▼
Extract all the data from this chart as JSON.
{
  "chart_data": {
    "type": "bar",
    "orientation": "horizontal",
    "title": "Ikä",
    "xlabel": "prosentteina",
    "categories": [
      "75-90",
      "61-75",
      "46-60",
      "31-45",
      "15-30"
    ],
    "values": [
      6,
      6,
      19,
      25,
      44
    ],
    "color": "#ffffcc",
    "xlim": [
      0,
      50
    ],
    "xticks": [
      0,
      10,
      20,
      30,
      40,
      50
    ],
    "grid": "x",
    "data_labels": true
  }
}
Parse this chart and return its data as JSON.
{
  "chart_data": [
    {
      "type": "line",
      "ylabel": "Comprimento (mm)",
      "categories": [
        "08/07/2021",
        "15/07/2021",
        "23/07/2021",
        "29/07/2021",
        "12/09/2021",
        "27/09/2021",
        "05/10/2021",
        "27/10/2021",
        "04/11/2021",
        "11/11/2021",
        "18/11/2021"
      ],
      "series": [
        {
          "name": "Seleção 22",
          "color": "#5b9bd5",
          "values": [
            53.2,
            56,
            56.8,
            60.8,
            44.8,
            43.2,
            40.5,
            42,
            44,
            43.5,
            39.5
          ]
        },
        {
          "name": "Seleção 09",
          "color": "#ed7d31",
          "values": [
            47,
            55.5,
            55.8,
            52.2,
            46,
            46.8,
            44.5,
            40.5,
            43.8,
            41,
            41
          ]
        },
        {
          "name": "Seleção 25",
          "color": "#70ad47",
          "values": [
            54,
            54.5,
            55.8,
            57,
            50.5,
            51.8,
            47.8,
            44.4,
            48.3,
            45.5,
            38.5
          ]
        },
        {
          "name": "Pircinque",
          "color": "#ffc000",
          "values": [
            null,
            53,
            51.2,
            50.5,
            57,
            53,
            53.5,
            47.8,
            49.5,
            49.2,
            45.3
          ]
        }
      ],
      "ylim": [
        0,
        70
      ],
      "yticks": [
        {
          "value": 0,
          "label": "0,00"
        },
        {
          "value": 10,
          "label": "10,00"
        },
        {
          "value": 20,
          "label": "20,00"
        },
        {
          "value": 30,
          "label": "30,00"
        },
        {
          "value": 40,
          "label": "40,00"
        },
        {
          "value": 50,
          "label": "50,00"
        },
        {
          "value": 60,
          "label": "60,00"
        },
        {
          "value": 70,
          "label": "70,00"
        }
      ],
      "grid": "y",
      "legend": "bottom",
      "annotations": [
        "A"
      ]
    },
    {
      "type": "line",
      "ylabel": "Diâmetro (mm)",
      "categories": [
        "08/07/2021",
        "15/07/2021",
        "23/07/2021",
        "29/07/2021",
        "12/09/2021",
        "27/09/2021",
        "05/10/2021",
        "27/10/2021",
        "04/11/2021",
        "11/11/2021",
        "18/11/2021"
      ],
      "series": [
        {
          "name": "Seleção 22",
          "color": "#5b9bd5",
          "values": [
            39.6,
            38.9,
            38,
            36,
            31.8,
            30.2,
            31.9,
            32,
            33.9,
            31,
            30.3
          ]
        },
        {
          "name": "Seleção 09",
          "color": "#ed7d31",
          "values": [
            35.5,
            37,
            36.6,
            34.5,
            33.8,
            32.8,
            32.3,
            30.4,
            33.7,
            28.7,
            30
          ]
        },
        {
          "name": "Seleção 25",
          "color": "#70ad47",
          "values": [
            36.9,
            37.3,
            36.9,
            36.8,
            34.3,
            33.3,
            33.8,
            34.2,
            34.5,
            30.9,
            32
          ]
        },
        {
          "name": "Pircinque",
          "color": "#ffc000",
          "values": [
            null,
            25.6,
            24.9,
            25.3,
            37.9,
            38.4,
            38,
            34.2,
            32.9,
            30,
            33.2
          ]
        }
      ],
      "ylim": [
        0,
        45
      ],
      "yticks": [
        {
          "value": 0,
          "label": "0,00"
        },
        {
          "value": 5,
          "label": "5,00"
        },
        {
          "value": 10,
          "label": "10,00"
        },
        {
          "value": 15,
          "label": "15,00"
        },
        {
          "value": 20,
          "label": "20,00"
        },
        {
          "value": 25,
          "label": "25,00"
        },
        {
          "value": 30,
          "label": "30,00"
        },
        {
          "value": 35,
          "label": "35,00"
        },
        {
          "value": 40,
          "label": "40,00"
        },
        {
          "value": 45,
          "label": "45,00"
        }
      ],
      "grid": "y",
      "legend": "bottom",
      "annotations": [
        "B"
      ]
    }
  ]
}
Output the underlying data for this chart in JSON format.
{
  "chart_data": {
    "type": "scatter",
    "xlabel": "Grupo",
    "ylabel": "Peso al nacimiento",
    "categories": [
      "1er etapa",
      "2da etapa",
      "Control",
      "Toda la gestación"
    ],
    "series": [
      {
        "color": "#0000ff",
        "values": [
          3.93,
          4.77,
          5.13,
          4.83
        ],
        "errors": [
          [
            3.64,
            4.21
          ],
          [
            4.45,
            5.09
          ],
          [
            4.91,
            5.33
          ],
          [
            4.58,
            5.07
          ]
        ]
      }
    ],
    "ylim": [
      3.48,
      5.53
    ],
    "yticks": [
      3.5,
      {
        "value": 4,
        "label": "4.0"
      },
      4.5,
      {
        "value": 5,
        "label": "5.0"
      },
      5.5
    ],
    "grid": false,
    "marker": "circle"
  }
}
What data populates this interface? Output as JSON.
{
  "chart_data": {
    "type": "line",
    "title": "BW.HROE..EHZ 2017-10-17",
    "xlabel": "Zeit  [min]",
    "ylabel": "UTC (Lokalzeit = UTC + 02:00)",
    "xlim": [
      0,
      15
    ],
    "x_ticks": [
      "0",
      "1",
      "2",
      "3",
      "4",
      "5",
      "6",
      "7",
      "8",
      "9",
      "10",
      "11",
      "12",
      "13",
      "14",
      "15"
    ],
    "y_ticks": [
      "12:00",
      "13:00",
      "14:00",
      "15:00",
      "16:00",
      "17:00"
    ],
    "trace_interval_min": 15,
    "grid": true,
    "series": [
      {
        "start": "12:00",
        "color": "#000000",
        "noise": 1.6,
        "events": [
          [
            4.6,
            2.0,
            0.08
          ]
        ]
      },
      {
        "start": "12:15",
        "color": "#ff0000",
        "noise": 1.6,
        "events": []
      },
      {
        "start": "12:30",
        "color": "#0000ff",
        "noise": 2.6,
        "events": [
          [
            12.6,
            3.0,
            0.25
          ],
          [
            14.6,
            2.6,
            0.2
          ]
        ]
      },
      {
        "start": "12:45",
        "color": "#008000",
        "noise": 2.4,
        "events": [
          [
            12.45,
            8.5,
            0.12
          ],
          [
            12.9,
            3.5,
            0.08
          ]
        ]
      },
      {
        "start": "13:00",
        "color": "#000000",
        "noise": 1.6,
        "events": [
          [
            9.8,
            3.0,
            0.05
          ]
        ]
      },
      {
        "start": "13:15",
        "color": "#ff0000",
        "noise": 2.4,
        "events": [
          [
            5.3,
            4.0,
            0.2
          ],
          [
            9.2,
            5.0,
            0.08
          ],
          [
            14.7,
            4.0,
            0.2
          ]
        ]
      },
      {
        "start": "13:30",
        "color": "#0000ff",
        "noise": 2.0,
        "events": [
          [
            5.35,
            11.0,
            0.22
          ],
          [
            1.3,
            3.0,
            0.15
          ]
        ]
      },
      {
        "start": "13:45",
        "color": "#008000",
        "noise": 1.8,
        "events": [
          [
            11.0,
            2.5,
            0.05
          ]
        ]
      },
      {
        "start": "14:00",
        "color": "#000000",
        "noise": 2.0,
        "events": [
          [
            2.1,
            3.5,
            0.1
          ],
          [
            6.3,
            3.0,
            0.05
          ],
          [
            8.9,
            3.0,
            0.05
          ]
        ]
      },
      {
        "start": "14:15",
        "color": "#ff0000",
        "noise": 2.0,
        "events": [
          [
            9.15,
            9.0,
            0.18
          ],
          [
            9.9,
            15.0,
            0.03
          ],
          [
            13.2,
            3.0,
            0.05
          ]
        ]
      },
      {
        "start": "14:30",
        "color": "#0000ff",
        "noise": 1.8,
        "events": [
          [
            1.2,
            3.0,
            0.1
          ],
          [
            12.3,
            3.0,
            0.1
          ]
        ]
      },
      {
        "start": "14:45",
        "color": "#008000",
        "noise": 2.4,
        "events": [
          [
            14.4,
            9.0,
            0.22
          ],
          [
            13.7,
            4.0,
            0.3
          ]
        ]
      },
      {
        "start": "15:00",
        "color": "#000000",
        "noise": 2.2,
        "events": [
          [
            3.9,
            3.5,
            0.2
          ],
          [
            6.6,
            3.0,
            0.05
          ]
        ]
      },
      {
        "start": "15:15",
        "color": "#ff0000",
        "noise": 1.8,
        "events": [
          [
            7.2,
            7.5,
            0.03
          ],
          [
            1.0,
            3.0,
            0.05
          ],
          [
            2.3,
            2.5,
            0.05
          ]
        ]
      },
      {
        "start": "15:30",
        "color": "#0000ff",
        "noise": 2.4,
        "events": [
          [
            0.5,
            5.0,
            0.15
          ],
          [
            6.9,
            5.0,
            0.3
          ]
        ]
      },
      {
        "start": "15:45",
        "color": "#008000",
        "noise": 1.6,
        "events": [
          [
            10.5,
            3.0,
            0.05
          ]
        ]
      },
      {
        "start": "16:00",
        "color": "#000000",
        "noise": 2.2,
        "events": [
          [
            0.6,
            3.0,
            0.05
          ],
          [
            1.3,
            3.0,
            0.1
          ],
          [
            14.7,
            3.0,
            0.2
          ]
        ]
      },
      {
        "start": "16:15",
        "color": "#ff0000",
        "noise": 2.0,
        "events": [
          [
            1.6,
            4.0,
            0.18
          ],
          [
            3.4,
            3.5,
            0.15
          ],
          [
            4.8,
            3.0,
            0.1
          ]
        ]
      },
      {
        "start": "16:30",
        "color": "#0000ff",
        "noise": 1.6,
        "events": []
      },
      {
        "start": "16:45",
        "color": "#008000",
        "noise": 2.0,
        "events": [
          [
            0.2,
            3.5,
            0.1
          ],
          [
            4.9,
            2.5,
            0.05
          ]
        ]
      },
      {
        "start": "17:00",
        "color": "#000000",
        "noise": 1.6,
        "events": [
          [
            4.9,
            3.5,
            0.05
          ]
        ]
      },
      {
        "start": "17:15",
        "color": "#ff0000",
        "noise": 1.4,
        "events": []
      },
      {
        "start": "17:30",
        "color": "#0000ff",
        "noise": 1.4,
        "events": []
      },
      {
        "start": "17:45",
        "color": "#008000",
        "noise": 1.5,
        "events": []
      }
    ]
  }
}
▲
» **The problem**:
Reply with nothing but the number of lines that contain the word "type".

» **Written response**:
5